## DESCRIPTION OF THE TASK
Search the material for the string "ingresos" and copy each line where it occurs.

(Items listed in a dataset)
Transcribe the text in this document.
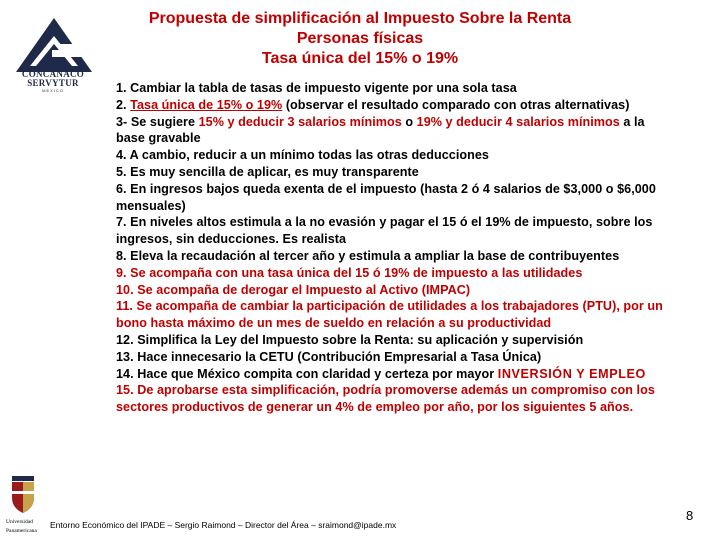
Propuesta de simplificación al Impuesto Sobre la Renta
Personas físicas
Tasa única del 15% o 19%
CONCANACO SERVYTUR
MEXICO	1. Cambiar la tabla de tasas de impuesto vigente por una sola tasa

2. Tasa única de 15% o 19% (observar el resultado comparado con otras alternativas)

3- Se sugiere 15% y deducir 3 salarios mínimos o 19% y deducir 4 salarios mínimos a la base gravable

4. A cambio, reducir a un mínimo todas las otras deducciones

5. Es muy sencilla de aplicar, es muy transparente

6. En ingresos bajos queda exenta de el impuesto (hasta 2 ó 4 salarios de $3,000 o $6,000 mensuales)

7. En niveles altos estimula a la no evasión y pagar el 15 ó el 19% de impuesto, sobre los ingresos, sin deducciones. Es realista

8. Eleva la recaudación al tercer año y estimula a ampliar la base de contribuyentes

9. Se acompaña con una tasa única del 15 ó 19% de impuesto a las utilidades

10. Se acompaña de derogar el Impuesto al Activo (IMPAC)

11. Se acompaña de cambiar la participación de utilidades a los trabajadores (PTU), por un bono hasta máximo de un mes de sueldo en relación a su productividad

12. Simplifica la Ley del Impuesto sobre la Renta: su aplicación y supervisión

13. Hace innecesario la CETU (Contribución Empresarial a Tasa Única)

14. Hace que México compita con claridad y certeza por mayor INVERSIÓN Y EMPLEO

15. De aprobarse esta simplificación, podría promoverse además un compromiso con los sectores productivos de generar un 4% de empleo por año, por los siguientes 5 años.

Universidad
Panamericana
Entorno Económico del IPADE – Sergio Raimond – Director del Área – sraimond@ipade.mx
8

## FINAL RESULT
6. En ingresos bajos queda exenta de el impuesto (hasta 2 ó 4 salarios de $3,000 o $6,000 mensuales)
7. En niveles altos estimula a la no evasión y pagar el 15 ó el 19% de impuesto, sobre los ingresos, sin deducciones. Es realista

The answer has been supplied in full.